··· Exercise text

The main studies evaluating the use of the DOACs in patients with SVT are summarized in Table 2. These were mainly small observational studies, either retrospective [97,98,99,100,101,102] or prospective [103], with only one RCT [104]. The number of patients treated with DOAC ranged from 12 [98] to 93 [102] patients. The average anticoagulant treatment duration ranged from 6 [99] to 10.8 [103] months. One study evaluated dabigatran [100], one edoxaban [99], and one rivaroxaban [104], and five cohorts evaluated different DOACs [97,98,101,102,103]. Three cohorts included patients treated with the DOACs for different clinical indications [97,98,103], and no separate data were reported for SVT patients. The only RCT was an open-label study that included 40 patients in the rivaroxaban arm (10 mg BID) and 40 patients in the warfarin arm (INR target range 2.0–2.5), and both groups initially received 3 days of therapeutic LMWH [104]. Rivaroxaban was associated with higher rates of vessel recanalization and lower rates of SVT recurrence or major bleeding; however, these data should be interpreted with caution. Taken together, the results of these studies suggest extremely variable rates of recurrent SVT (0–11.1%), major bleeding (0–9.1%), and recanalization (68.8–100%), which can be partly explained by the large heterogeneity among the different cohorts. There is an ongoing interventional study evaluating the use of rivaroxaban in patients with non-cirrhotic SVT (NCT02627053).

······
··· Data listing

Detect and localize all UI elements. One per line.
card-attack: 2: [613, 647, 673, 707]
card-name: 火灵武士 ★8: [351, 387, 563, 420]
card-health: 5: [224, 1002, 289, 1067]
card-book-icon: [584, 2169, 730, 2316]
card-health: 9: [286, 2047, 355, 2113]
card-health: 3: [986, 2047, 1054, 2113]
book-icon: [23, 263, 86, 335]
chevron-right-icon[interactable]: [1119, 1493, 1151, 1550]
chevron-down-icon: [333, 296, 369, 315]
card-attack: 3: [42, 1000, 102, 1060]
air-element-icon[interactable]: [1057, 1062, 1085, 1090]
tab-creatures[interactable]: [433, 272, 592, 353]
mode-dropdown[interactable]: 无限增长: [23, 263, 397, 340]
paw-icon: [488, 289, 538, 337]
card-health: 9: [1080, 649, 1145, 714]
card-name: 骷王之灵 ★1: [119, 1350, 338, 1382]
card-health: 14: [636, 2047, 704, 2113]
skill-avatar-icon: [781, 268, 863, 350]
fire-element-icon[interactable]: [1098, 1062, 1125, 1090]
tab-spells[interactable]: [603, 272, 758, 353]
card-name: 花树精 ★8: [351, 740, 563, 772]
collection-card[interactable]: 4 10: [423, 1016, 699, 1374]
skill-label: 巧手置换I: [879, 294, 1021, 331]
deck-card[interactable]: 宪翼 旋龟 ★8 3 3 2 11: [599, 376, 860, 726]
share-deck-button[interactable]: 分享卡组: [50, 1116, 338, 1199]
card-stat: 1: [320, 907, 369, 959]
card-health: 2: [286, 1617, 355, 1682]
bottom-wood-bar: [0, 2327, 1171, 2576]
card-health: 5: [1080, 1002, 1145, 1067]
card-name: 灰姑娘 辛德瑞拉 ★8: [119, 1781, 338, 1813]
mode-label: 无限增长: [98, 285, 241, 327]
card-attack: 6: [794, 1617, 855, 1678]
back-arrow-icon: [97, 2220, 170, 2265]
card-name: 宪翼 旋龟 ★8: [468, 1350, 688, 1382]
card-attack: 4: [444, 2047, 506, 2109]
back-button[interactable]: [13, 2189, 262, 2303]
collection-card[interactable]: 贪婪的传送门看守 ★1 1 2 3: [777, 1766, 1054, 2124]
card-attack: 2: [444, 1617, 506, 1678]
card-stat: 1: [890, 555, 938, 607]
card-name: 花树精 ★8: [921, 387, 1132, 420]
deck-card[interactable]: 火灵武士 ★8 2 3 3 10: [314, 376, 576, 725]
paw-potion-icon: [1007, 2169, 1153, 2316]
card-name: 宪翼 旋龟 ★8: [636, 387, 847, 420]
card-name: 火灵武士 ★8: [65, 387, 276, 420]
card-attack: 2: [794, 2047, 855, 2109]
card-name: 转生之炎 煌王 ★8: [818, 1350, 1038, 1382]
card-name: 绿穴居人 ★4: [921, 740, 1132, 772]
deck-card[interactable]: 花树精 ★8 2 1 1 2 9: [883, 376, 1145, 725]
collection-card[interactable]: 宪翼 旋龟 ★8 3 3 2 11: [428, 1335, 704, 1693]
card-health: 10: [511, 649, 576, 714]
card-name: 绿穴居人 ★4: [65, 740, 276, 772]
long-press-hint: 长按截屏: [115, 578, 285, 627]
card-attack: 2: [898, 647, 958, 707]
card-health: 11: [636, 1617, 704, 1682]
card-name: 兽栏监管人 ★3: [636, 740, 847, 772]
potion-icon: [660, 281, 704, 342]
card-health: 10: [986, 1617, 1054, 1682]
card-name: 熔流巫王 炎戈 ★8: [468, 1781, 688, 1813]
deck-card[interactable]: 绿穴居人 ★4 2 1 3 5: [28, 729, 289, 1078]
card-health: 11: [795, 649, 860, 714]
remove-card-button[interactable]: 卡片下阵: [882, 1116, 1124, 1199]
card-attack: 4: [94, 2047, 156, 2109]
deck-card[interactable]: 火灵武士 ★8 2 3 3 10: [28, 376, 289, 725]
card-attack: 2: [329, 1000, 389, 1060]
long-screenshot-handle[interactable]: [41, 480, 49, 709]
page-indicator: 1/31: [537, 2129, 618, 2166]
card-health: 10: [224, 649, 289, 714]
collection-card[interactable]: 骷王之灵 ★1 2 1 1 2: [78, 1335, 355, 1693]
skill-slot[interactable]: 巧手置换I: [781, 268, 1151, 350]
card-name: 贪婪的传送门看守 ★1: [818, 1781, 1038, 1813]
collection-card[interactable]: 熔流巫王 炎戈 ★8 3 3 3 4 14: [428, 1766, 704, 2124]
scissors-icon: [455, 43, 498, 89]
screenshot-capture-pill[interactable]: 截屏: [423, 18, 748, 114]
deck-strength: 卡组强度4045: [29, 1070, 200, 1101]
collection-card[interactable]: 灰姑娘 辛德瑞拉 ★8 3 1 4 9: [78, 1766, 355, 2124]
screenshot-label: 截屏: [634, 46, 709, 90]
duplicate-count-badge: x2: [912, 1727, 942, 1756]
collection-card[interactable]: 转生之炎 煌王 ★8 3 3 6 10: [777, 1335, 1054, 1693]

······

Task brief
Write the next part of the passage on DOAC studies in SVT patients, starting after its last sentence. The lines have nothing to do with any of this.

Written response
The 2016 EASL guidelines suggested considering an anticoagulant treatment duration of at least 6 months to be extended lifelong in patients with BCS, strong prothrombotic conditions (including persistent risk factors, such as MPN), recurrent VTE, intestinal ischemia or involvement of the superior mesenteric vein, and in cirrhotic patients eligible for liver transplant [73]. Similar recommendations were provided by the Baveno VI consensus published in 2015 [88], whereas the 2017 ESVS guidelines suggested considering also the potential consequences of a recurrent SVT (e.g., short bowel syndrome) when deciding about anticoagulant discontinuation [74]. More general guidelines on the antithrombotic treatment of VTE recommend a minimum anticoagulant treatment duration of 3 months for a thrombosis of the portal venous system secondary to transient risk factors, while suggesting extended anticoagulation for unprovoked SVT or SVT secondary to permanent risk factors [45].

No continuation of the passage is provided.